**Prompt:** Can you give these records again with "component" switched to "element" throughout and everything else unchanged?

--- START Dataset rows ---

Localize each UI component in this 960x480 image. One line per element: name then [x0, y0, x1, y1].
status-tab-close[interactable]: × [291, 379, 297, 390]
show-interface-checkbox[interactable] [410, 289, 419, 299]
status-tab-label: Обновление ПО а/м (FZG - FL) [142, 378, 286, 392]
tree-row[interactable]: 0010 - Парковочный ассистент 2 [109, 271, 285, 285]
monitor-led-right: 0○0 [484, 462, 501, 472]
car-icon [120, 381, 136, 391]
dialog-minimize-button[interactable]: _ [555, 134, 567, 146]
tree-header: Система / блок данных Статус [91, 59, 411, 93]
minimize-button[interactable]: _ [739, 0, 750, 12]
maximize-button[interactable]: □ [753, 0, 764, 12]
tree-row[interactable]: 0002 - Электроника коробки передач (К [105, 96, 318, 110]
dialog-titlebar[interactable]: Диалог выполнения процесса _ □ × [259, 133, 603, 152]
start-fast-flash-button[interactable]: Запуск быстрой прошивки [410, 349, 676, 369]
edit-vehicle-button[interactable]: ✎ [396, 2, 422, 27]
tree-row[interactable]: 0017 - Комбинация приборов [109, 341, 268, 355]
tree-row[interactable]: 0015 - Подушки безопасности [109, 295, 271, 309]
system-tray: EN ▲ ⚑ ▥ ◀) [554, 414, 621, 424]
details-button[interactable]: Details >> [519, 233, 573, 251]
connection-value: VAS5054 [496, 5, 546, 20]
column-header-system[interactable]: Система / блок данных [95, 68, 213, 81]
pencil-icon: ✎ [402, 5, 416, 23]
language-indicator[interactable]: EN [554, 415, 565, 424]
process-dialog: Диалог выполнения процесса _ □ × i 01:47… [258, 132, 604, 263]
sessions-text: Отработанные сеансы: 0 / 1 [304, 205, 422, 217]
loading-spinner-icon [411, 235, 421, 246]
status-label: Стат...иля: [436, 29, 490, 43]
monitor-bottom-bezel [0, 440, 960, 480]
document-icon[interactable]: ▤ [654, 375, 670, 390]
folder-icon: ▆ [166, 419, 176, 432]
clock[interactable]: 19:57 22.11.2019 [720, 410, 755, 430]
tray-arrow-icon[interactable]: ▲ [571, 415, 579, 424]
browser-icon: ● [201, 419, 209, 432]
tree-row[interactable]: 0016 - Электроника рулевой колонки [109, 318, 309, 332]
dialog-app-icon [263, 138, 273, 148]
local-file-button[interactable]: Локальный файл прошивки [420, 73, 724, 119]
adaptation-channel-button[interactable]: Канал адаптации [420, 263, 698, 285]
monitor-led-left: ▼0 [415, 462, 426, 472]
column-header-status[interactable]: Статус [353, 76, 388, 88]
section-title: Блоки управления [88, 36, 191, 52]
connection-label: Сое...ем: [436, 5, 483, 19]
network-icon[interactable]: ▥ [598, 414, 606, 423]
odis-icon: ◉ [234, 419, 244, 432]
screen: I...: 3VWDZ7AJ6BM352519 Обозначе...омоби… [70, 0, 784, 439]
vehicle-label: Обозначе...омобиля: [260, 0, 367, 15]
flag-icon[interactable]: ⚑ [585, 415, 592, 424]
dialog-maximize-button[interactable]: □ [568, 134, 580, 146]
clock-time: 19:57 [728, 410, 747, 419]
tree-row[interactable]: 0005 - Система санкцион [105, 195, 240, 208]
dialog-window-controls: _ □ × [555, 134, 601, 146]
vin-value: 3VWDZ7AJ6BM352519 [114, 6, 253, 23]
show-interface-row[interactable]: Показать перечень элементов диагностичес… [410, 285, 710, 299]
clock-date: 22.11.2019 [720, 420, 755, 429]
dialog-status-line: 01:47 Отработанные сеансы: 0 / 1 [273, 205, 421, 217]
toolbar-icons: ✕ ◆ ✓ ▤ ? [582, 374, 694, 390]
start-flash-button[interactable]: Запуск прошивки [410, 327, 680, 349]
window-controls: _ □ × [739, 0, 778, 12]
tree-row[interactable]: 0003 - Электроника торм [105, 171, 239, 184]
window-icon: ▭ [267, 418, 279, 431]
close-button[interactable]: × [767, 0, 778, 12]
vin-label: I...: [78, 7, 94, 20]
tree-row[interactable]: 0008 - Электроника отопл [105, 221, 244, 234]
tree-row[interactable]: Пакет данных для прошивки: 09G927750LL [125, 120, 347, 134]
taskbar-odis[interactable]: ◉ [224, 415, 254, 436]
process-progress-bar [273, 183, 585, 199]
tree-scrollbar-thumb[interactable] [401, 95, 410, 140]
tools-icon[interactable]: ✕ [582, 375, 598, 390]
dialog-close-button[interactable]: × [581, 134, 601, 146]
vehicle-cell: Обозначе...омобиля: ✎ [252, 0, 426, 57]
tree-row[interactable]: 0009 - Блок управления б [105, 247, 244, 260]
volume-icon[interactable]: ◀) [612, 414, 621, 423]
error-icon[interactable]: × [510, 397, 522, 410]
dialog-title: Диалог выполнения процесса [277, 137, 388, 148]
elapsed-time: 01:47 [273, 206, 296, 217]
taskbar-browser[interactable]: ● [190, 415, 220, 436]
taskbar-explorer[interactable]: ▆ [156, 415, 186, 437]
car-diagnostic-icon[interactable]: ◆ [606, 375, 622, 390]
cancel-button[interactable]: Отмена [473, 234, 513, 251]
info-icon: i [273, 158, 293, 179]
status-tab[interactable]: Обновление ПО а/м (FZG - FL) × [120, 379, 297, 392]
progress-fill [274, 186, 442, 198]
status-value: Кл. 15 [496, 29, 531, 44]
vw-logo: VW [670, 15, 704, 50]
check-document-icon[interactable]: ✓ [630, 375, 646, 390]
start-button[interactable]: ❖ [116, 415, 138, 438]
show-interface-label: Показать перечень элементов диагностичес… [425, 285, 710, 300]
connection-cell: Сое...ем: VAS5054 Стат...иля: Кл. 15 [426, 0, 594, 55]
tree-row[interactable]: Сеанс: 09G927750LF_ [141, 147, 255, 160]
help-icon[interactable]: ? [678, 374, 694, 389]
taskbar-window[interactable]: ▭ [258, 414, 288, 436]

--- END Dataset rows ---

**Full output:**
Localize each UI element in this 960x480 image. One line per element: name then [x0, y0, x1, y1].
status-tab-close[interactable]: × [291, 379, 297, 390]
show-interface-checkbox[interactable] [410, 289, 419, 299]
status-tab-label: Обновление ПО а/м (FZG - FL) [142, 378, 286, 392]
tree-row[interactable]: 0010 - Парковочный ассистент 2 [109, 271, 285, 285]
monitor-led-right: 0○0 [484, 462, 501, 472]
car-icon [120, 381, 136, 391]
dialog-minimize-button[interactable]: _ [555, 134, 567, 146]
tree-header: Система / блок данных Статус [91, 59, 411, 93]
minimize-button[interactable]: _ [739, 0, 750, 12]
maximize-button[interactable]: □ [753, 0, 764, 12]
tree-row[interactable]: 0002 - Электроника коробки передач (К [105, 96, 318, 110]
dialog-titlebar[interactable]: Диалог выполнения процесса _ □ × [259, 133, 603, 152]
start-fast-flash-button[interactable]: Запуск быстрой прошивки [410, 349, 676, 369]
edit-vehicle-button[interactable]: ✎ [396, 2, 422, 27]
tree-row[interactable]: 0017 - Комбинация приборов [109, 341, 268, 355]
tree-row[interactable]: 0015 - Подушки безопасности [109, 295, 271, 309]
system-tray: EN ▲ ⚑ ▥ ◀) [554, 414, 621, 424]
details-button[interactable]: Details >> [519, 233, 573, 251]
connection-value: VAS5054 [496, 5, 546, 20]
column-header-system[interactable]: Система / блок данных [95, 68, 213, 81]
pencil-icon: ✎ [402, 5, 416, 23]
language-indicator[interactable]: EN [554, 415, 565, 424]
process-dialog: Диалог выполнения процесса _ □ × i 01:47… [258, 132, 604, 263]
sessions-text: Отработанные сеансы: 0 / 1 [304, 205, 422, 217]
loading-spinner-icon [411, 235, 421, 246]
status-label: Стат...иля: [436, 29, 490, 43]
monitor-bottom-bezel [0, 440, 960, 480]
document-icon[interactable]: ▤ [654, 375, 670, 390]
folder-icon: ▆ [166, 419, 176, 432]
clock[interactable]: 19:57 22.11.2019 [720, 410, 755, 430]
tray-arrow-icon[interactable]: ▲ [571, 415, 579, 424]
browser-icon: ● [201, 419, 209, 432]
tree-row[interactable]: 0016 - Электроника рулевой колонки [109, 318, 309, 332]
dialog-app-icon [263, 138, 273, 148]
local-file-button[interactable]: Локальный файл прошивки [420, 73, 724, 119]
adaptation-channel-button[interactable]: Канал адаптации [420, 263, 698, 285]
monitor-led-left: ▼0 [415, 462, 426, 472]
column-header-status[interactable]: Статус [353, 76, 388, 88]
section-title: Блоки управления [88, 36, 191, 52]
connection-label: Сое...ем: [436, 5, 483, 19]
network-icon[interactable]: ▥ [598, 414, 606, 423]
odis-icon: ◉ [234, 419, 244, 432]
screen: I...: 3VWDZ7AJ6BM352519 Обозначе...омоби… [70, 0, 784, 439]
vehicle-label: Обозначе...омобиля: [260, 0, 367, 15]
flag-icon[interactable]: ⚑ [585, 415, 592, 424]
dialog-maximize-button[interactable]: □ [568, 134, 580, 146]
clock-time: 19:57 [728, 410, 747, 419]
tree-row[interactable]: 0005 - Система санкцион [105, 195, 240, 208]
dialog-window-controls: _ □ × [555, 134, 601, 146]
vin-value: 3VWDZ7AJ6BM352519 [114, 6, 253, 23]
show-interface-row[interactable]: Показать перечень элементов диагностичес… [410, 285, 710, 299]
clock-date: 22.11.2019 [720, 420, 755, 429]
dialog-status-line: 01:47 Отработанные сеансы: 0 / 1 [273, 205, 421, 217]
toolbar-icons: ✕ ◆ ✓ ▤ ? [582, 374, 694, 390]
start-flash-button[interactable]: Запуск прошивки [410, 327, 680, 349]
window-controls: _ □ × [739, 0, 778, 12]
tree-row[interactable]: 0003 - Электроника торм [105, 171, 239, 184]
window-icon: ▭ [267, 418, 279, 431]
close-button[interactable]: × [767, 0, 778, 12]
vin-label: I...: [78, 7, 94, 20]
tree-row[interactable]: 0008 - Электроника отопл [105, 221, 244, 234]
tree-row[interactable]: Пакет данных для прошивки: 09G927750LL [125, 120, 347, 134]
taskbar-odis[interactable]: ◉ [224, 415, 254, 436]
process-progress-bar [273, 183, 585, 199]
tree-scrollbar-thumb[interactable] [401, 95, 410, 140]
tools-icon[interactable]: ✕ [582, 375, 598, 390]
dialog-close-button[interactable]: × [581, 134, 601, 146]
vehicle-cell: Обозначе...омобиля: ✎ [252, 0, 426, 57]
tree-row[interactable]: 0009 - Блок управления б [105, 247, 244, 260]
volume-icon[interactable]: ◀) [612, 414, 621, 423]
error-icon[interactable]: × [510, 397, 522, 410]
dialog-title: Диалог выполнения процесса [277, 137, 388, 148]
elapsed-time: 01:47 [273, 206, 296, 217]
taskbar-browser[interactable]: ● [190, 415, 220, 436]
taskbar-explorer[interactable]: ▆ [156, 415, 186, 437]
car-diagnostic-icon[interactable]: ◆ [606, 375, 622, 390]
cancel-button[interactable]: Отмена [473, 234, 513, 251]
info-icon: i [273, 158, 293, 179]
status-tab[interactable]: Обновление ПО а/м (FZG - FL) × [120, 379, 297, 392]
progress-fill [274, 186, 442, 198]
status-value: Кл. 15 [496, 29, 531, 44]
vw-logo: VW [670, 15, 704, 50]
check-document-icon[interactable]: ✓ [630, 375, 646, 390]
start-button[interactable]: ❖ [116, 415, 138, 438]
show-interface-label: Показать перечень элементов диагностичес… [425, 285, 710, 300]
connection-cell: Сое...ем: VAS5054 Стат...иля: Кл. 15 [426, 0, 594, 55]
tree-row[interactable]: Сеанс: 09G927750LF_ [141, 147, 255, 160]
help-icon[interactable]: ? [678, 374, 694, 389]
taskbar-window[interactable]: ▭ [258, 414, 288, 436]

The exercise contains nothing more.